• TASK PROMPT: Lift out all lines below that contain "MIPs".
===== DATA PROVIDED =====
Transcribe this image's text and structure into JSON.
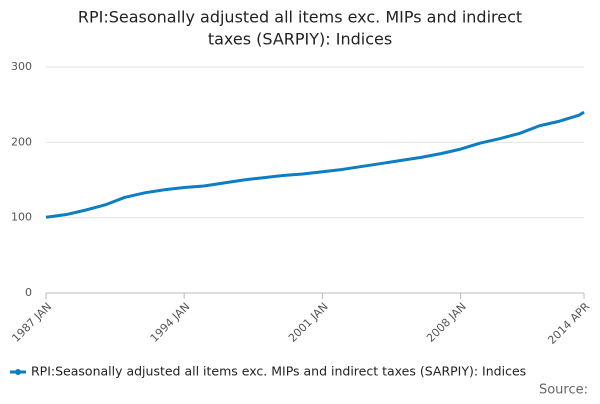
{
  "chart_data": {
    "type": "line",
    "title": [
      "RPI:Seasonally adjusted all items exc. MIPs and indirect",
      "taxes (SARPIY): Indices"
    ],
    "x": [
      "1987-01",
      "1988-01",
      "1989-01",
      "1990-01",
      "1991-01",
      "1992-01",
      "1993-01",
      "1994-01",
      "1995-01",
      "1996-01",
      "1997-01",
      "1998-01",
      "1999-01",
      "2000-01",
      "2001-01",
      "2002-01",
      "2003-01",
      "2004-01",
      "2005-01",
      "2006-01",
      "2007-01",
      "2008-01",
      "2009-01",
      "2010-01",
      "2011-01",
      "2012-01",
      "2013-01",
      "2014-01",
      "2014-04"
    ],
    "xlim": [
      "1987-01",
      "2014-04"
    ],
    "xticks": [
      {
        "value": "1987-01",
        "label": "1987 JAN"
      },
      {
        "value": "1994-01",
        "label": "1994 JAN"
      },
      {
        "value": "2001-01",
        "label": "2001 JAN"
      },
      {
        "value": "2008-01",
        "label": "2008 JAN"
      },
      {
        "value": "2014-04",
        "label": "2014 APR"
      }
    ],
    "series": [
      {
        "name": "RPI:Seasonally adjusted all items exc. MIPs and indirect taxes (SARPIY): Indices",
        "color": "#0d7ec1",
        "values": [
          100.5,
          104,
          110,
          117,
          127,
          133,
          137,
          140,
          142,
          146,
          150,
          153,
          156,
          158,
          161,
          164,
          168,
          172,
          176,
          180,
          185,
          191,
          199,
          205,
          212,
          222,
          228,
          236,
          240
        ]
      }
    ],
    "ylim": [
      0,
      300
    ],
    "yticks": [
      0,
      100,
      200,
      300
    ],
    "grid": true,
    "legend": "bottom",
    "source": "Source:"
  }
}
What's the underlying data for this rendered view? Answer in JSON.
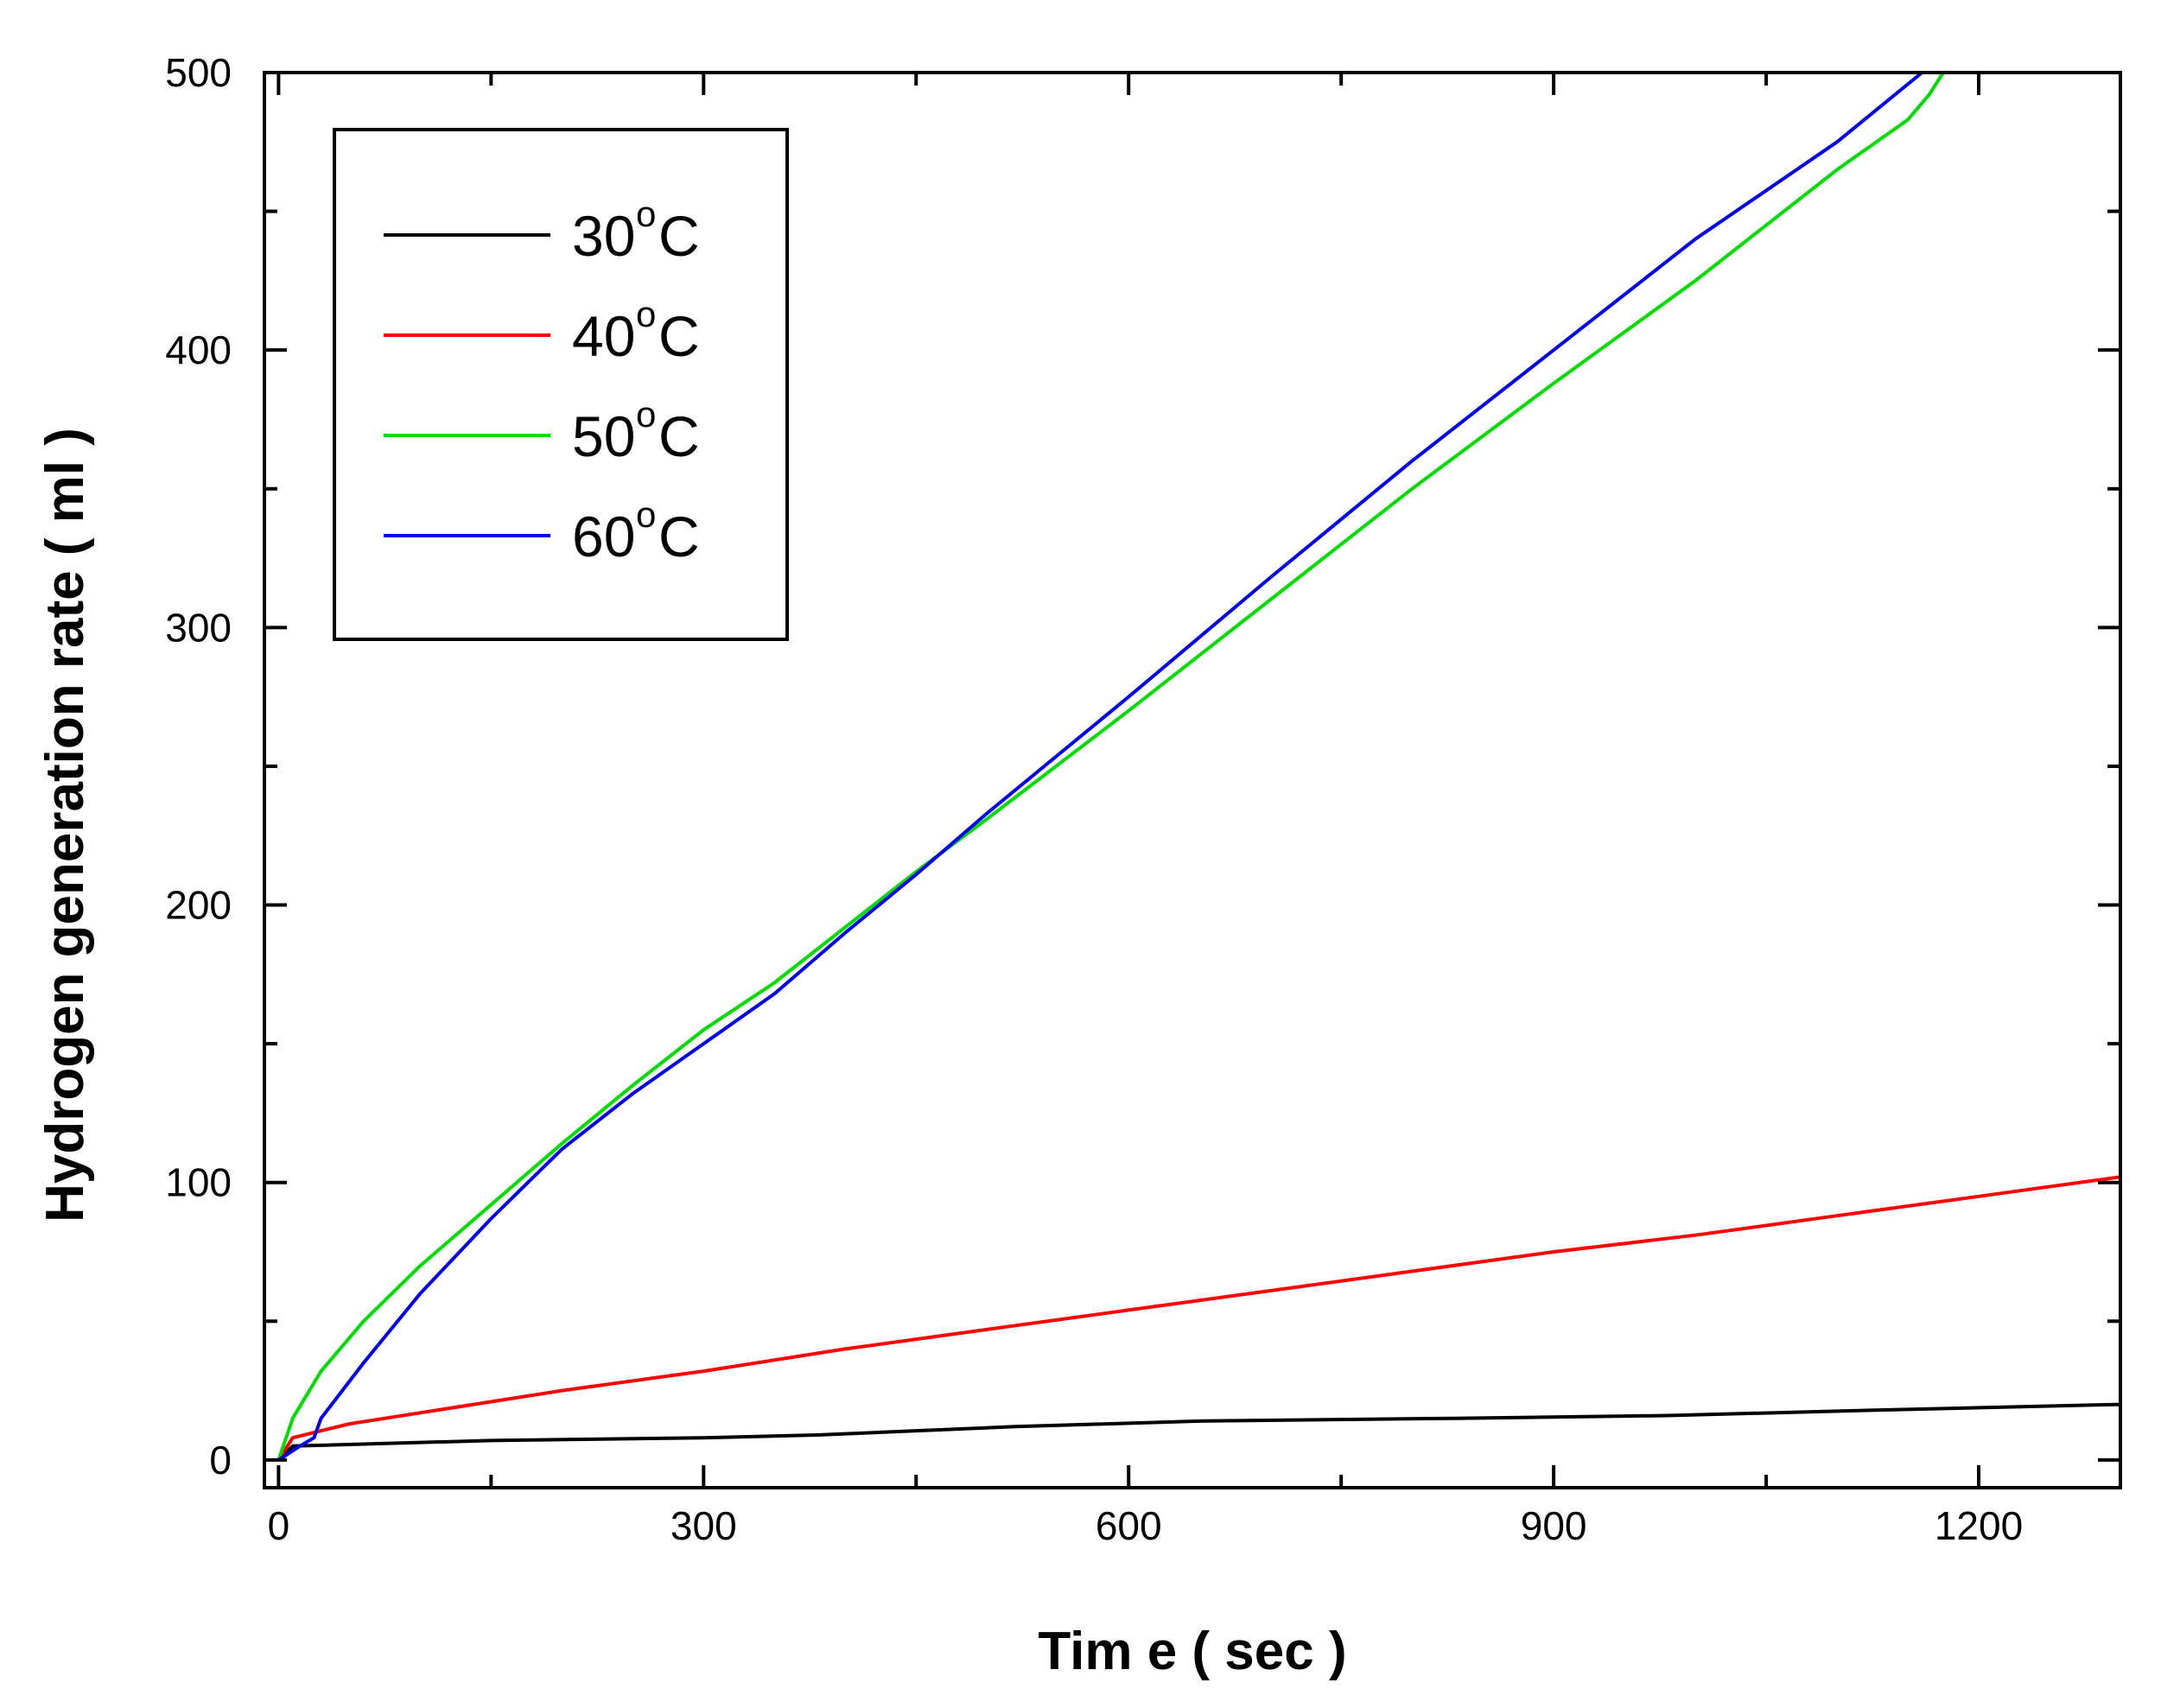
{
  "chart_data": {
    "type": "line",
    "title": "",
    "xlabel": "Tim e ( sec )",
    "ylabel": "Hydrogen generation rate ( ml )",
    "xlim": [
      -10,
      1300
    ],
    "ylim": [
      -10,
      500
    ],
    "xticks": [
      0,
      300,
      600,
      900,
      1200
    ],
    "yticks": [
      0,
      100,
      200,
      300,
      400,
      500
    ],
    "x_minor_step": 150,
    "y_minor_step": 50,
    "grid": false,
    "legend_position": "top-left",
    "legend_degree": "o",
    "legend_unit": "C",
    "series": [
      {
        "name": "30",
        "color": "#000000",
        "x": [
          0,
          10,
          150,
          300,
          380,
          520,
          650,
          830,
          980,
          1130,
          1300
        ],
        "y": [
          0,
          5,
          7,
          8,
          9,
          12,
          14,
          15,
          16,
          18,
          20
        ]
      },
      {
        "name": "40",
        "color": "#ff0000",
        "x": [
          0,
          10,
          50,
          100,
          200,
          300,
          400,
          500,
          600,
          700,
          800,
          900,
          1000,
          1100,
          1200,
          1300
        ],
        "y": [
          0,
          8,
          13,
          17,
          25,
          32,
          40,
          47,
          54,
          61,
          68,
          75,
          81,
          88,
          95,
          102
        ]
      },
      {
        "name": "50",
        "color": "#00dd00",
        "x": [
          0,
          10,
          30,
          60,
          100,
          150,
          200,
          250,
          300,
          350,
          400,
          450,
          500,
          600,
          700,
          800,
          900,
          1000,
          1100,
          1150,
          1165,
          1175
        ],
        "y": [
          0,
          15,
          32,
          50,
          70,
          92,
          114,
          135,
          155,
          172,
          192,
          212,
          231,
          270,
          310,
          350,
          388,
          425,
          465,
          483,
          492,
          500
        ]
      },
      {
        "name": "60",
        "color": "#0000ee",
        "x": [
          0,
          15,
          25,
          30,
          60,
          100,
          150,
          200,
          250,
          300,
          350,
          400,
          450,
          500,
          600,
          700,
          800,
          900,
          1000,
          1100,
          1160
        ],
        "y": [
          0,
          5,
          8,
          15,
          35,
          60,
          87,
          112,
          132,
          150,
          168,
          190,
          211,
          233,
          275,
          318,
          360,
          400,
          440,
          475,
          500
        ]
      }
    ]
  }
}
=====
• RESULT:
      "RPI:Seasonally adjusted all items exc. MIPs and indirect",
        "name": "RPI:Seasonally adjusted all items exc. MIPs and indirect taxes (SARPIY): Indices",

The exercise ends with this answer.